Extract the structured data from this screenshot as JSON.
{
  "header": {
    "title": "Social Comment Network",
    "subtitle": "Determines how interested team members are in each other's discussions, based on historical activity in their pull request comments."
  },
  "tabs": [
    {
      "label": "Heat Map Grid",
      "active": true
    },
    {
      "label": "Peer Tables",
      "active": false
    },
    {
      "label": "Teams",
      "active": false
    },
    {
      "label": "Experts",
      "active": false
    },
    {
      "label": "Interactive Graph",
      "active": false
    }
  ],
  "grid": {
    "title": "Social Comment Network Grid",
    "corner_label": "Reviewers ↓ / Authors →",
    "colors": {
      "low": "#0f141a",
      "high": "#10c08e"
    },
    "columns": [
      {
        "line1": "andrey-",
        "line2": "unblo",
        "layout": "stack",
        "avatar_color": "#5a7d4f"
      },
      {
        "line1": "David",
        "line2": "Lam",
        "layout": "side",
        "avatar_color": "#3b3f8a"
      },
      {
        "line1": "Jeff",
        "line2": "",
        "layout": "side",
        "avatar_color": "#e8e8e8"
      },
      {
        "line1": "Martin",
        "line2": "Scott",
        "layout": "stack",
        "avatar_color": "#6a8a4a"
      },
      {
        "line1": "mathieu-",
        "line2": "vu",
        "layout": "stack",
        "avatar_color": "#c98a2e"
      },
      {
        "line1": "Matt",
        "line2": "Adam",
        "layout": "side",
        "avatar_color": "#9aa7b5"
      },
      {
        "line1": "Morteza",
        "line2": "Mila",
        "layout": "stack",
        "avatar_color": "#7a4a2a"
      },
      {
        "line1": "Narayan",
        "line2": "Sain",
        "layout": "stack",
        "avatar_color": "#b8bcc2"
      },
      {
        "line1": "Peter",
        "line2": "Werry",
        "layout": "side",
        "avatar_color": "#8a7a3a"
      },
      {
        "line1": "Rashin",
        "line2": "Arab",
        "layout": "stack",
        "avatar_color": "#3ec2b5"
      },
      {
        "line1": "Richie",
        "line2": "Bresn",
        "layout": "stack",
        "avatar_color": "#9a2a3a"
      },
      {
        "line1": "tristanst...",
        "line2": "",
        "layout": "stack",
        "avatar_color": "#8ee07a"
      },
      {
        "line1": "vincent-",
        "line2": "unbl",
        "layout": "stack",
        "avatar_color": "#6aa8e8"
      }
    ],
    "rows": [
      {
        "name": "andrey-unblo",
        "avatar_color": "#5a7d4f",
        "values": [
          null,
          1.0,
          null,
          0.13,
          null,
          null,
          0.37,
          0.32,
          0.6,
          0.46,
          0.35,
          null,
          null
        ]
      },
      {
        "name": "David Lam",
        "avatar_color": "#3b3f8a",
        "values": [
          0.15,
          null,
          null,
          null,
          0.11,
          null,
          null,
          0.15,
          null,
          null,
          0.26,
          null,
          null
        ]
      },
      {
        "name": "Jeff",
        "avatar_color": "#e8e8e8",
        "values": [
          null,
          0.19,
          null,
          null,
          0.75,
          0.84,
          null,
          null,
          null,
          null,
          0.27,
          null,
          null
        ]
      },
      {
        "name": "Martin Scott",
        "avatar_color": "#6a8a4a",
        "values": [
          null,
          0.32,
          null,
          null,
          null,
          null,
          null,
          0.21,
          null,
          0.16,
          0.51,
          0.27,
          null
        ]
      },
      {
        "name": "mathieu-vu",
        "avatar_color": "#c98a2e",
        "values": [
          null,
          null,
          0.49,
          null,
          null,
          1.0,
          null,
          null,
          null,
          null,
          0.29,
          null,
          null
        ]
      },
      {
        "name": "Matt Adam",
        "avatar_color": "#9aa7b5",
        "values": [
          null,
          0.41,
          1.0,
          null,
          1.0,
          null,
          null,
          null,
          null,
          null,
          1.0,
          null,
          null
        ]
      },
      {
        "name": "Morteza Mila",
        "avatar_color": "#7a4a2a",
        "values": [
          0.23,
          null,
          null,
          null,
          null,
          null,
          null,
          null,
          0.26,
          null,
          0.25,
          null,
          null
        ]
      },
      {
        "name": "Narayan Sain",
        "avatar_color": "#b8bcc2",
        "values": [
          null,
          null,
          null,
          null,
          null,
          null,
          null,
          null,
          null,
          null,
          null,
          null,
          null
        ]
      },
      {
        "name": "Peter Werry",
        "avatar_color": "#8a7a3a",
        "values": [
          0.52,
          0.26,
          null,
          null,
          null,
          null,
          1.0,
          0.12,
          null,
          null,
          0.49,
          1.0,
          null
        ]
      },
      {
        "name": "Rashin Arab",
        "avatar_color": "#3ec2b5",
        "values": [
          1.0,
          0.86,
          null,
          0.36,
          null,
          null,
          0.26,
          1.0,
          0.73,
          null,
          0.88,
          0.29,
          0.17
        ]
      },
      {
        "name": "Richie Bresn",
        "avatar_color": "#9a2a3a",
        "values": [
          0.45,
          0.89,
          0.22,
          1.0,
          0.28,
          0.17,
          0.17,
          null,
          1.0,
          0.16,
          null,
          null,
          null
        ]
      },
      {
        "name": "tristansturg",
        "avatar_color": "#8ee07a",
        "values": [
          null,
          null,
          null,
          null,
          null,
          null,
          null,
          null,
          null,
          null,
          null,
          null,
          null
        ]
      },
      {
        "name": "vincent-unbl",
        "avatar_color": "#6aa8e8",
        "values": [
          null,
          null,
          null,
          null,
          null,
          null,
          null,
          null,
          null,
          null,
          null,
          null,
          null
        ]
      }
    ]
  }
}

§ §

Show every line of the listing in which the string "Network" can be found.

## SOLUTION BELOW
    "title": "Social Comment Network",
    "title": "Social Comment Network Grid",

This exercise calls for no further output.